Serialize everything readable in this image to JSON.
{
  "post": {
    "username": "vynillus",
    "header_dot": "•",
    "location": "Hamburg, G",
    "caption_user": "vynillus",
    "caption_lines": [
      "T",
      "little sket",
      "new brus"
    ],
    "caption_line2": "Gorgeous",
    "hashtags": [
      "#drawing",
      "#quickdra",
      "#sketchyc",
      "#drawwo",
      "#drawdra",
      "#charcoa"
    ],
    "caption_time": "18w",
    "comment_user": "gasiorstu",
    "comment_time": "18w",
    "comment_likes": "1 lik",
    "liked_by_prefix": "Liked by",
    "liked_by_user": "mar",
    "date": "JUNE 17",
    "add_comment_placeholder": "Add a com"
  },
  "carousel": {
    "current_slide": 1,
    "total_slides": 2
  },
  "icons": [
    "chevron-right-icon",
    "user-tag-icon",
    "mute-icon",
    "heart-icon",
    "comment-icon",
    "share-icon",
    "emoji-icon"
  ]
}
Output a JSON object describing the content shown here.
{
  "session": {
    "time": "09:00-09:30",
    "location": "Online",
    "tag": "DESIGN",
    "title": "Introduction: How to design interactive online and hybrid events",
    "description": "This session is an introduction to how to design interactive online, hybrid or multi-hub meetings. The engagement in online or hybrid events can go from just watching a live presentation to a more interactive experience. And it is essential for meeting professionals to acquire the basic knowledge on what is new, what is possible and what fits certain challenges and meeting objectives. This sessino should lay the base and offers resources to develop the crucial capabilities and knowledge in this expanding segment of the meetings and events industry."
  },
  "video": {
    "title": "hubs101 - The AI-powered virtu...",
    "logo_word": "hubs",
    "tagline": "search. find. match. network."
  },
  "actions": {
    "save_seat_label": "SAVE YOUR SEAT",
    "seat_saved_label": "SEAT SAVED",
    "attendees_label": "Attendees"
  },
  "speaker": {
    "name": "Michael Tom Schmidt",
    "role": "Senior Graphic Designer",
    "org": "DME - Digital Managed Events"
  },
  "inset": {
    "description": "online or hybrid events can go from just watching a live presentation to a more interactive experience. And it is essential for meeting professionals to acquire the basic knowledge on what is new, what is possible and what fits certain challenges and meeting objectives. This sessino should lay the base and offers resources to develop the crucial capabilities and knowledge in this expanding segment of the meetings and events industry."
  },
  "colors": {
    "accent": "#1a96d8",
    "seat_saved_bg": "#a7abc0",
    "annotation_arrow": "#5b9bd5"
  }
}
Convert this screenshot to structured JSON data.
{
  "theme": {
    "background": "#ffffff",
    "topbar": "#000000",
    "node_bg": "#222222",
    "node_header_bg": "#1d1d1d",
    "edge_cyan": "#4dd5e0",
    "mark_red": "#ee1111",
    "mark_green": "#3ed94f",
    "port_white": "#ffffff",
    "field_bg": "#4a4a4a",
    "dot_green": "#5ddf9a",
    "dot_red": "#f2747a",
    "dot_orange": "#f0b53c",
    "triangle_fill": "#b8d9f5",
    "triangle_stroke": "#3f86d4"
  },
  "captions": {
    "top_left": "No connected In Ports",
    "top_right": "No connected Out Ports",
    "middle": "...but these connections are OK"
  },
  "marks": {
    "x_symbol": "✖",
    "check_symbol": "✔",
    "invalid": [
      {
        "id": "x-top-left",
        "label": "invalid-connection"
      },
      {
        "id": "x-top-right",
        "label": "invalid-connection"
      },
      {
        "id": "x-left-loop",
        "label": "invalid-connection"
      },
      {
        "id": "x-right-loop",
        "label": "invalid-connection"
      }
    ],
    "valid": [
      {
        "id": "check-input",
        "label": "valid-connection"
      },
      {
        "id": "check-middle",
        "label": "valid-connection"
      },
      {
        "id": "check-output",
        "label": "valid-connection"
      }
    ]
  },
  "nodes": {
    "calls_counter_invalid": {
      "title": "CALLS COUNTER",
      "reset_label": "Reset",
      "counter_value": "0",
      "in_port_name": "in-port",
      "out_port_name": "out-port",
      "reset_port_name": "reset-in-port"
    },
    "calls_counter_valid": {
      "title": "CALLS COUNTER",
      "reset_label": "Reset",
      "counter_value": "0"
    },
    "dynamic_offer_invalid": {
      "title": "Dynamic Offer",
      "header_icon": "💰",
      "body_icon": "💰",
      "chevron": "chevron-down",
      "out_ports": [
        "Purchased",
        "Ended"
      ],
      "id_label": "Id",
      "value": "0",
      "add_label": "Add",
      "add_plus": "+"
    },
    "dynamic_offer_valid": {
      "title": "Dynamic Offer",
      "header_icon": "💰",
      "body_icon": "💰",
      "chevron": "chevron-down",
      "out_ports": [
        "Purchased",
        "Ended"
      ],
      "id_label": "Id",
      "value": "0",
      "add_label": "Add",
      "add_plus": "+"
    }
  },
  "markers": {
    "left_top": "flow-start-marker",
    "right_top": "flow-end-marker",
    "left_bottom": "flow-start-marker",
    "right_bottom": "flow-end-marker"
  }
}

__Job__
What do the records say? Quote them all exactly.

__Answer to the problem__
Serialize everything readable in this image to JSON.
{
  "post": {
    "username": "vynillus",
    "header_dot": "•",
    "location": "Hamburg, G",
    "caption_user": "vynillus",
    "caption_lines": [
      "T",
      "little sket",
      "new brus"
    ],
    "caption_line2": "Gorgeous",
    "hashtags": [
      "#drawing",
      "#quickdra",
      "#sketchyc",
      "#drawwo",
      "#drawdra",
      "#charcoa"
    ],
    "caption_time": "18w",
    "comment_user": "gasiorstu",
    "comment_time": "18w",
    "comment_likes": "1 lik",
    "liked_by_prefix": "Liked by",
    "liked_by_user": "mar",
    "date": "JUNE 17",
    "add_comment_placeholder": "Add a com"
  },
  "carousel": {
    "current_slide": 1,
    "total_slides": 2
  },
  "icons": [
    "chevron-right-icon",
    "user-tag-icon",
    "mute-icon",
    "heart-icon",
    "comment-icon",
    "share-icon",
    "emoji-icon"
  ]
}
Output a JSON object describing the content shown here.
{
  "session": {
    "time": "09:00-09:30",
    "location": "Online",
    "tag": "DESIGN",
    "title": "Introduction: How to design interactive online and hybrid events",
    "description": "This session is an introduction to how to design interactive online, hybrid or multi-hub meetings. The engagement in online or hybrid events can go from just watching a live presentation to a more interactive experience. And it is essential for meeting professionals to acquire the basic knowledge on what is new, what is possible and what fits certain challenges and meeting objectives. This sessino should lay the base and offers resources to develop the crucial capabilities and knowledge in this expanding segment of the meetings and events industry."
  },
  "video": {
    "title": "hubs101 - The AI-powered virtu...",
    "logo_word": "hubs",
    "tagline": "search. find. match. network."
  },
  "actions": {
    "save_seat_label": "SAVE YOUR SEAT",
    "seat_saved_label": "SEAT SAVED",
    "attendees_label": "Attendees"
  },
  "speaker": {
    "name": "Michael Tom Schmidt",
    "role": "Senior Graphic Designer",
    "org": "DME - Digital Managed Events"
  },
  "inset": {
    "description": "online or hybrid events can go from just watching a live presentation to a more interactive experience. And it is essential for meeting professionals to acquire the basic knowledge on what is new, what is possible and what fits certain challenges and meeting objectives. This sessino should lay the base and offers resources to develop the crucial capabilities and knowledge in this expanding segment of the meetings and events industry."
  },
  "colors": {
    "accent": "#1a96d8",
    "seat_saved_bg": "#a7abc0",
    "annotation_arrow": "#5b9bd5"
  }
}
Convert this screenshot to structured JSON data.
{
  "theme": {
    "background": "#ffffff",
    "topbar": "#000000",
    "node_bg": "#222222",
    "node_header_bg": "#1d1d1d",
    "edge_cyan": "#4dd5e0",
    "mark_red": "#ee1111",
    "mark_green": "#3ed94f",
    "port_white": "#ffffff",
    "field_bg": "#4a4a4a",
    "dot_green": "#5ddf9a",
    "dot_red": "#f2747a",
    "dot_orange": "#f0b53c",
    "triangle_fill": "#b8d9f5",
    "triangle_stroke": "#3f86d4"
  },
  "captions": {
    "top_left": "No connected In Ports",
    "top_right": "No connected Out Ports",
    "middle": "...but these connections are OK"
  },
  "marks": {
    "x_symbol": "✖",
    "check_symbol": "✔",
    "invalid": [
      {
        "id": "x-top-left",
        "label": "invalid-connection"
      },
      {
        "id": "x-top-right",
        "label": "invalid-connection"
      },
      {
        "id": "x-left-loop",
        "label": "invalid-connection"
      },
      {
        "id": "x-right-loop",
        "label": "invalid-connection"
      }
    ],
    "valid": [
      {
        "id": "check-input",
        "label": "valid-connection"
      },
      {
        "id": "check-middle",
        "label": "valid-connection"
      },
      {
        "id": "check-output",
        "label": "valid-connection"
      }
    ]
  },
  "nodes": {
    "calls_counter_invalid": {
      "title": "CALLS COUNTER",
      "reset_label": "Reset",
      "counter_value": "0",
      "in_port_name": "in-port",
      "out_port_name": "out-port",
      "reset_port_name": "reset-in-port"
    },
    "calls_counter_valid": {
      "title": "CALLS COUNTER",
      "reset_label": "Reset",
      "counter_value": "0"
    },
    "dynamic_offer_invalid": {
      "title": "Dynamic Offer",
      "header_icon": "💰",
      "body_icon": "💰",
      "chevron": "chevron-down",
      "out_ports": [
        "Purchased",
        "Ended"
      ],
      "id_label": "Id",
      "value": "0",
      "add_label": "Add",
      "add_plus": "+"
    },
    "dynamic_offer_valid": {
      "title": "Dynamic Offer",
      "header_icon": "💰",
      "body_icon": "💰",
      "chevron": "chevron-down",
      "out_ports": [
        "Purchased",
        "Ended"
      ],
      "id_label": "Id",
      "value": "0",
      "add_label": "Add",
      "add_plus": "+"
    }
  },
  "markers": {
    "left_top": "flow-start-marker",
    "right_top": "flow-end-marker",
    "left_bottom": "flow-start-marker",
    "right_bottom": "flow-end-marker"
  }
}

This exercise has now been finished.